▶ DATA SHOWN:
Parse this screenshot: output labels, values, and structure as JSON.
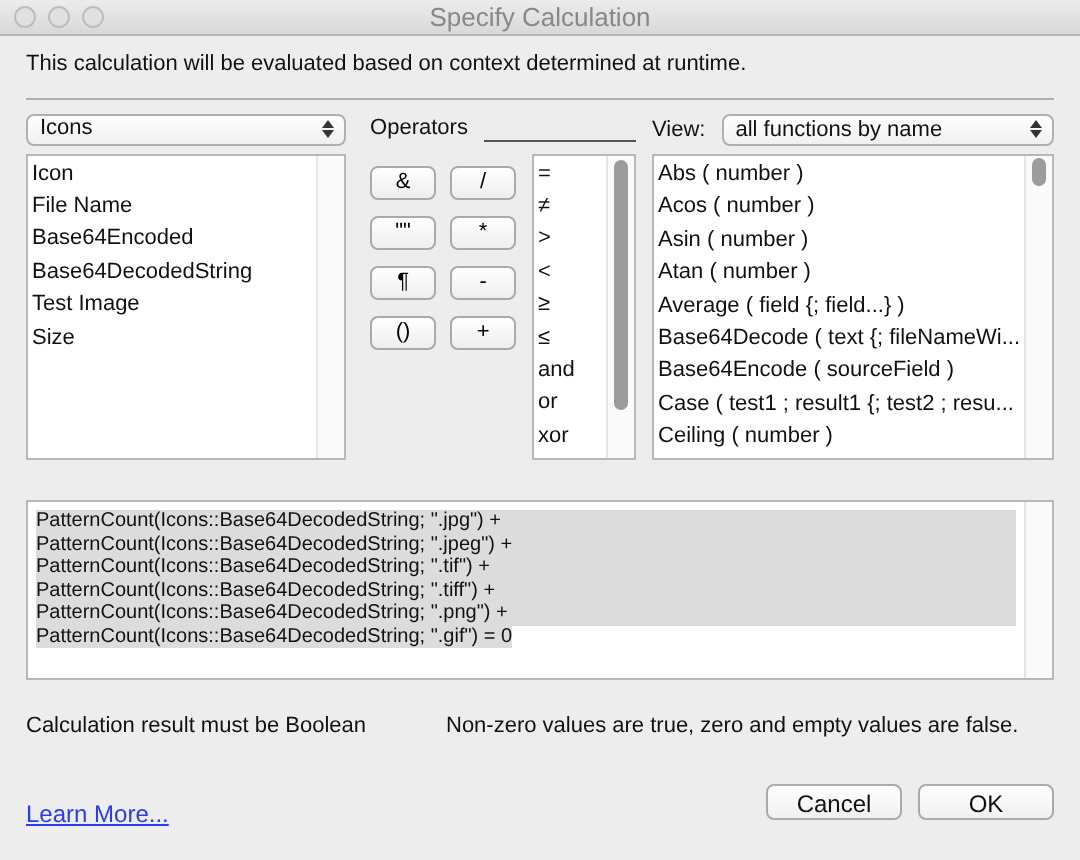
{
  "window": {
    "title": "Specify Calculation"
  },
  "context_note": "This calculation will be evaluated based on context determined at runtime.",
  "table_select": {
    "value": "Icons"
  },
  "fields": [
    {
      "label": "Icon"
    },
    {
      "label": "File Name"
    },
    {
      "label": "Base64Encoded"
    },
    {
      "label": "Base64DecodedString"
    },
    {
      "label": "Test Image"
    },
    {
      "label": "Size"
    }
  ],
  "operators_label": "Operators",
  "operator_buttons": [
    "&",
    "/",
    "\"\"",
    "*",
    "¶",
    "-",
    "()",
    "+"
  ],
  "operator_list": [
    "=",
    "≠",
    ">",
    "<",
    "≥",
    "≤",
    "and",
    "or",
    "xor"
  ],
  "view_label": "View:",
  "view_select": {
    "value": "all functions by name"
  },
  "functions": [
    "Abs ( number )",
    "Acos ( number )",
    "Asin ( number )",
    "Atan ( number )",
    "Average ( field {; field...} )",
    "Base64Decode ( text {; fileNameWi...",
    "Base64Encode ( sourceField )",
    "Case ( test1 ; result1 {; test2 ; resu...",
    "Ceiling ( number )"
  ],
  "calculation": {
    "selected": true,
    "lines": [
      "PatternCount(Icons::Base64DecodedString; \".jpg\") +",
      "PatternCount(Icons::Base64DecodedString; \".jpeg\") +",
      "PatternCount(Icons::Base64DecodedString; \".tif\") +",
      "PatternCount(Icons::Base64DecodedString; \".tiff\") +",
      "PatternCount(Icons::Base64DecodedString; \".png\") +",
      "PatternCount(Icons::Base64DecodedString; \".gif\") = 0"
    ]
  },
  "result_type": "Calculation result must be Boolean",
  "result_note": "Non-zero values are true, zero and empty values are false.",
  "learn_more": "Learn More...",
  "buttons": [
    "Cancel",
    "OK"
  ]
}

▶ EXERCISE DIRECTIONS:
The answer should be a single number: the count of lines in the data that include the string "true".

▶ TASK RESPONSE:
2